### TASK DIRECTIONS
Go to the line containing "Transcribe the text in this document." below; retype it and all following lines exactly, and leave out the pictures.

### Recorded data
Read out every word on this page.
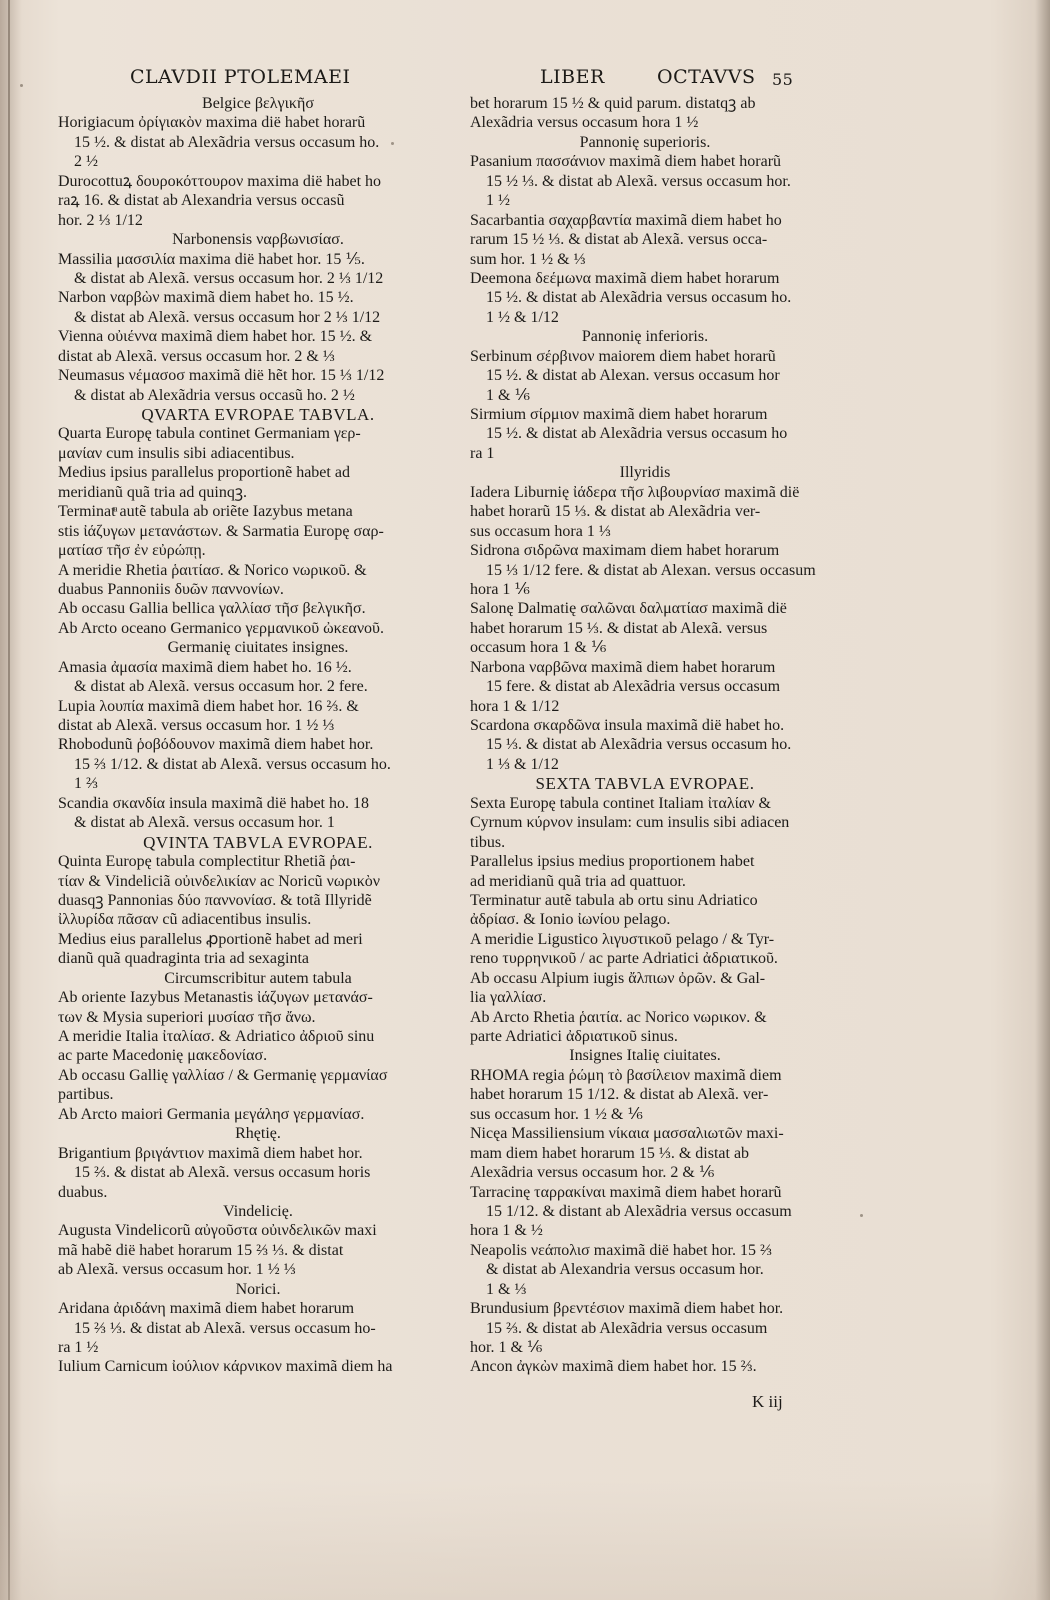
CLAVDII PTOLEMAEI	LIBER	OCTAVVS 55
Belgice βελγικῆσ
Horigiacum ὀρίγιακὸν maxima dië habet horarũ
15 ½. & distat ab Alexãdria versus occasum ho.
2 ½
Durocottuꝝ δουροκόττουρον maxima dië habet ho
raꝝ 16. & distat ab Alexandria versus occasũ
hor. 2 ⅓ 1/12
Narbonensis ναρβωνισίασ.
Massilia μασσιλία maxima dië habet hor. 15 ⅕.
& distat ab Alexã. versus occasum hor. 2 ⅓ 1/12
Narbon ναρβὼν maximã diem habet ho. 15 ½.
& distat ab Alexã. versus occasum hor 2 ⅓ 1/12
Vienna οὐιέννα maximã diem habet hor. 15 ½. &
distat ab Alexã. versus occasum hor. 2 & ⅓
Neumasus νέμασοσ maximã dië hẽt hor. 15 ⅓ 1/12
& distat ab Alexãdria versus occasũ ho. 2 ½
QVARTA EVROPAE TABVLA.
Quarta Europę tabula continet Germaniam γερ-
μανίαν cum insulis sibi adiacentibus.
Medius ipsius parallelus proportionẽ habet ad
meridianũ quã tria ad quinqꝫ.
Terminatͣ autẽ tabula ab oriẽte Iazybus metana
stis ἰάζυγων μετανάστων. & Sarmatia Europę σαρ-
ματίασ τῆσ ἐν εὐρώπῃ.
A meridie Rhetia ῥαιτίασ. & Norico νωρικοῦ. &
duabus Pannoniis δυῶν παννονίων.
Ab occasu Gallia bellica γαλλίασ τῆσ βελγικῆσ.
Ab Arcto oceano Germanico γερμανικοῦ ὠκεανοῦ.
Germanię ciuitates insignes.
Amasia ἀμασία maximã diem habet ho. 16 ½.
& distat ab Alexã. versus occasum hor. 2 fere.
Lupia λουπία maximã diem habet hor. 16 ⅔. &
distat ab Alexã. versus occasum hor. 1 ½ ⅓
Rhobodunũ ῥοβόδουνον maximã diem habet hor.
15 ⅔ 1/12. & distat ab Alexã. versus occasum ho.
1 ⅔
Scandia σκανδία insula maximã dië habet ho. 18
& distat ab Alexã. versus occasum hor. 1
QVINTA TABVLA EVROPAE.
Quinta Europę tabula complectitur Rhetiã ῥαι-
τίαν & Vindeliciã οὐινδελικίαν ac Noricũ νωρικὸν
duasqꝫ Pannonias δύο παννονίασ. & totã Illyridẽ
ἰλλυρίδα πᾶσαν cũ adiacentibus insulis.
Medius eius parallelus ꝓportionẽ habet ad meri
dianũ quã quadraginta tria ad sexaginta
Circumscribitur autem tabula
Ab oriente Iazybus Metanastis ἰάζυγων μετανάσ-
των & Mysia superiori μυσίασ τῆσ ἄνω.
A meridie Italia ἰταλίασ. & Adriatico ἀδριοῦ sinu
ac parte Macedonię μακεδονίασ.
Ab occasu Gallię γαλλίασ / & Germanię γερμανίασ
partibus.
Ab Arcto maiori Germania μεγάλησ γερμανίασ.
Rhętię.
Brigantium βριγάντιον maximã diem habet hor.
15 ⅔. & distat ab Alexã. versus occasum horis
duabus.
Vindelicię.
Augusta Vindelicorũ αὐγοῦστα οὐινδελικῶν maxi
mã habẽ dië habet horarum 15 ⅔ ⅓. & distat
ab Alexã. versus occasum hor. 1 ½ ⅓
Norici.
Aridana ἀριδάνη maximã diem habet horarum
15 ⅔ ⅓. & distat ab Alexã. versus occasum ho-
ra 1 ½
Iulium Carnicum ἰούλιον κάρνικον maximã diem ha
bet horarum 15 ½ & quid parum. distatqꝫ ab
Alexãdria versus occasum hora 1 ½
Pannonię superioris.
Pasanium πασσάνιον maximã diem habet horarũ
15 ½ ⅓. & distat ab Alexã. versus occasum hor.
1 ½
Sacarbantia σαχαρβαντία maximã diem habet ho
rarum 15 ½ ⅓. & distat ab Alexã. versus occa-
sum hor. 1 ½ & ⅓
Deemona δεέμωνα maximã diem habet horarum
15 ½. & distat ab Alexãdria versus occasum ho.
1 ½ & 1/12
Pannonię inferioris.
Serbinum σέρβινον maiorem diem habet horarũ
15 ½. & distat ab Alexan. versus occasum hor
1 & ⅙
Sirmium σίρμιον maximã diem habet horarum
15 ½. & distat ab Alexãdria versus occasum ho
ra 1
Illyridis
Iadera Liburnię ἰάδερα τῆσ λιβουρνίασ maximã dië
habet horarũ 15 ⅓. & distat ab Alexãdria ver-
sus occasum hora 1 ⅓
Sidrona σιδρῶνα maximam diem habet horarum
15 ⅓ 1/12 fere. & distat ab Alexan. versus occasum
hora 1 ⅙
Salonę Dalmatię σαλῶναι δαλματίασ maximã dië
habet horarum 15 ⅓. & distat ab Alexã. versus
occasum hora 1 & ⅙
Narbona ναρβῶνα maximã diem habet horarum
15 fere. & distat ab Alexãdria versus occasum
hora 1 & 1/12
Scardona σκαρδῶνα insula maximã dië habet ho.
15 ⅓. & distat ab Alexãdria versus occasum ho.
1 ⅓ & 1/12
SEXTA TABVLA EVROPAE.
Sexta Europę tabula continet Italiam ἰταλίαν &
Cyrnum κύρνον insulam: cum insulis sibi adiacen
tibus.
Parallelus ipsius medius proportionem habet
ad meridianũ quã tria ad quattuor.
Terminatur autẽ tabula ab ortu sinu Adriatico
ἀδρίασ. & Ionio ἰωνίου pelago.
A meridie Ligustico λιγυστικοῦ pelago / & Tyr-
reno τυρρηνικοῦ / ac parte Adriatici ἀδριατικοῦ.
Ab occasu Alpium iugis ἄλπιων ὀρῶν. & Gal-
lia γαλλίασ.
Ab Arcto Rhetia ῥαιτία. ac Norico νωρικον. &
parte Adriatici ἀδριατικοῦ sinus.
Insignes Italię ciuitates.
RHOMA regia ῥώμη τὸ βασίλειον maximã diem
habet horarum 15 1/12. & distat ab Alexã. ver-
sus occasum hor. 1 ½ & ⅙
Nicęa Massiliensium νίκαια μασσαλιωτῶν maxi-
mam diem habet horarum 15 ⅓. & distat ab
Alexãdria versus occasum hor. 2 & ⅙
Tarracinę ταρρακίναι maximã diem habet horarũ
15 1/12. & distant ab Alexãdria versus occasum
hora 1 & ½
Neapolis νεάπολισ maximã dië habet hor. 15 ⅔
& distat ab Alexandria versus occasum hor.
1 & ⅓
Brundusium βρεντέσιον maximã diem habet hor.
15 ⅔. & distat ab Alexãdria versus occasum
hor. 1 & ⅙
Ancon ἀγκὼν maximã diem habet hor. 15 ⅔.
K iij
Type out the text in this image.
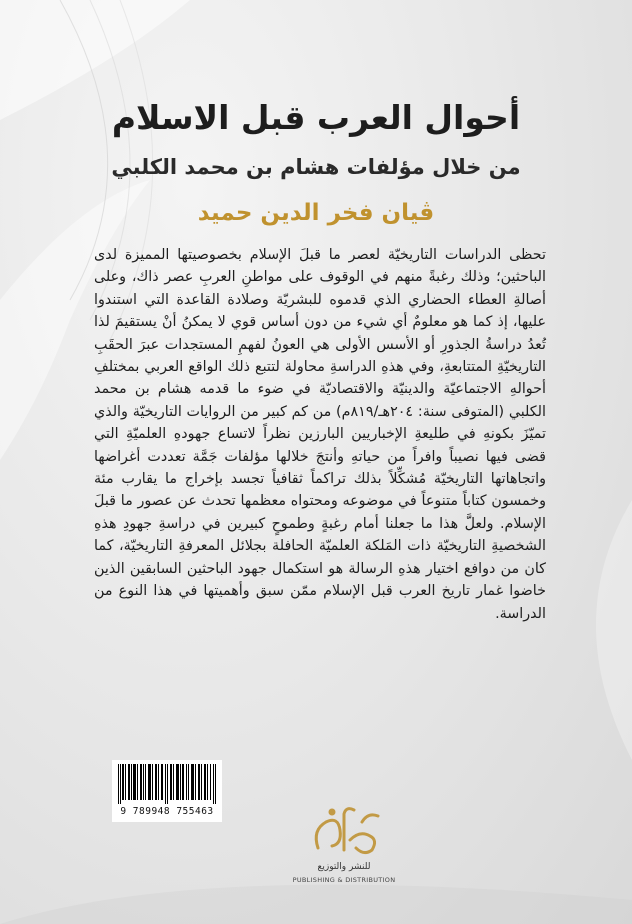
أحوال العرب قبل الاسلام
من خلال مؤلفات هشام بن محمد الكلبي
ڤيان فخر الدين حميد
تحظى الدراسات التاريخيّة لعصر ما قبلَ الإسلام بخصوصيتها المميزة لدى الباحثين؛ وذلك رغبةً منهم في الوقوف على مواطنِ العربِ عصر ذاك، وعلى أصالةِ العطاء الحضاري الذي قدموه للبشريّة وصلادة القاعدة التي استندوا عليها، إذ كما هو معلومٌ أي شيء من دون أساس قوي لا يمكنُ أنْ يستقيمَ لذا تُعدُ دراسةُ الجذورِ أو الأسس الأولى هي العونُ لفهمِ المستجدات عبرَ الحقَبِ التاريخيّةِ المتتابعةِ، وفي هذهِ الدراسةِ محاولة لتتبع ذلك الواقع العربي بمختلفِ أحوالهِ الاجتماعيّة والدينيّة والاقتصاديّة في ضوء ما قدمه هشام بن محمد الكلبي (المتوفى سنة: ٢٠٤هـ/٨١٩م) من كم كبير من الروايات التاريخيّة والذي تميّزَ بكونهِ في طليعةِ الإخباريين البارزين نظراً لاتساع جهودهِ العلميّةِ التي قضى فيها نصيباً وافراً من حياتهِ وأنتجَ خلالها مؤلفات جَمَّة تعددت أغراضها واتجاهاتها التاريخيّة مُشكِّلاً بذلك تراكماً ثقافياً تجسد بإخراج ما يقارب مئة وخمسون كتاباً متنوعاً في موضوعه ومحتواه معظمها تحدث عن عصور ما قبلَ الإسلام. ولعلَّ هذا ما جعلنا أمام رغبةٍ وطموحٍ كبيرين في دراسةِ جهودِ هذهِ الشخصيةِ التاريخيّة ذات المَلكة العلميّة الحافلة بجلائل المعرفةِ التاريخيّة، كما كان من دوافع اختيار هذهِ الرسالة هو استكمال جهود الباحثين السابقين الذين خاضوا غمار تاريخ العرب قبل الإسلام ممّن سبق وأهميتها في هذا النوع من الدراسة.
9 789948 755463
للنشر والتوزيع
PUBLISHING & DISTRIBUTION
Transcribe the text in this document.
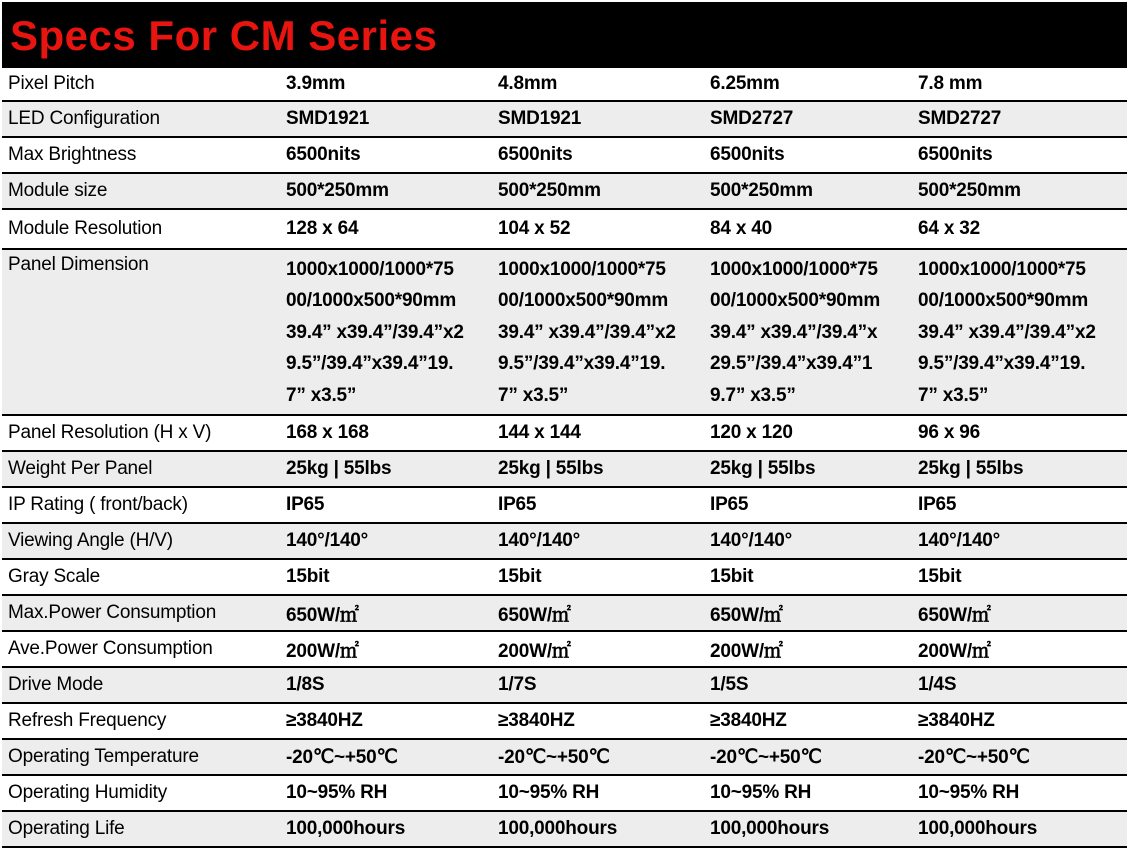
Specs For CM Series
Pixel Pitch	3.9mm	4.8mm	6.25mm	7.8 mm
LED Configuration	SMD1921	SMD1921	SMD2727	SMD2727
Max Brightness	6500nits	6500nits	6500nits	6500nits
Module size	500*250mm	500*250mm	500*250mm	500*250mm
Module Resolution	128 x 64	104 x 52	84 x 40	64 x 32
Panel Dimension	1000x1000/1000*75
00/1000x500*90mm
39.4” x39.4”/39.4”x2
9.5”/39.4”x39.4”19.
7” x3.5”	1000x1000/1000*75
00/1000x500*90mm
39.4” x39.4”/39.4”x2
9.5”/39.4”x39.4”19.
7” x3.5”	1000x1000/1000*75
00/1000x500*90mm
39.4” x39.4”/39.4”x
29.5”/39.4”x39.4”1
9.7” x3.5”	1000x1000/1000*75
00/1000x500*90mm
39.4” x39.4”/39.4”x2
9.5”/39.4”x39.4”19.
7” x3.5”

Panel Resolution (H x V)	168 x 168	144 x 144	120 x 120	96 x 96
Weight Per Panel	25kg | 55lbs	25kg | 55lbs	25kg | 55lbs	25kg | 55lbs
IP Rating ( front/back)	IP65	IP65	IP65	IP65
Viewing Angle (H/V)	140°/140°	140°/140°	140°/140°	140°/140°
Gray Scale	15bit	15bit	15bit	15bit
Max.Power Consumption	650W/㎡	650W/㎡	650W/㎡	650W/㎡
Ave.Power Consumption	200W/㎡	200W/㎡	200W/㎡	200W/㎡
Drive Mode	1/8S	1/7S	1/5S	1/4S
Refresh Frequency	≥3840HZ	≥3840HZ	≥3840HZ	≥3840HZ
Operating Temperature	-20℃~+50℃	-20℃~+50℃	-20℃~+50℃	-20℃~+50℃
Operating Humidity	10~95% RH	10~95% RH	10~95% RH	10~95% RH
Operating Life	100,000hours	100,000hours	100,000hours	100,000hours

### SOLVED PROBLEM
Transcribe the text in this document.
Specs For CM Series
Pixel Pitch	3.9mm	4.8mm	6.25mm	7.8 mm
LED Configuration	SMD1921	SMD1921	SMD2727	SMD2727
Max Brightness	6500nits	6500nits	6500nits	6500nits
Module size	500*250mm	500*250mm	500*250mm	500*250mm
Module Resolution	128 x 64	104 x 52	84 x 40	64 x 32
Panel Dimension	1000x1000/1000*75
00/1000x500*90mm
39.4” x39.4”/39.4”x2
9.5”/39.4”x39.4”19.
7” x3.5”	1000x1000/1000*75
00/1000x500*90mm
39.4” x39.4”/39.4”x2
9.5”/39.4”x39.4”19.
7” x3.5”	1000x1000/1000*75
00/1000x500*90mm
39.4” x39.4”/39.4”x
29.5”/39.4”x39.4”1
9.7” x3.5”	1000x1000/1000*75
00/1000x500*90mm
39.4” x39.4”/39.4”x2
9.5”/39.4”x39.4”19.
7” x3.5”

Panel Resolution (H x V)	168 x 168	144 x 144	120 x 120	96 x 96
Weight Per Panel	25kg | 55lbs	25kg | 55lbs	25kg | 55lbs	25kg | 55lbs
IP Rating ( front/back)	IP65	IP65	IP65	IP65
Viewing Angle (H/V)	140°/140°	140°/140°	140°/140°	140°/140°
Gray Scale	15bit	15bit	15bit	15bit
Max.Power Consumption	650W/㎡	650W/㎡	650W/㎡	650W/㎡
Ave.Power Consumption	200W/㎡	200W/㎡	200W/㎡	200W/㎡
Drive Mode	1/8S	1/7S	1/5S	1/4S
Refresh Frequency	≥3840HZ	≥3840HZ	≥3840HZ	≥3840HZ
Operating Temperature	-20℃~+50℃	-20℃~+50℃	-20℃~+50℃	-20℃~+50℃
Operating Humidity	10~95% RH	10~95% RH	10~95% RH	10~95% RH
Operating Life	100,000hours	100,000hours	100,000hours	100,000hours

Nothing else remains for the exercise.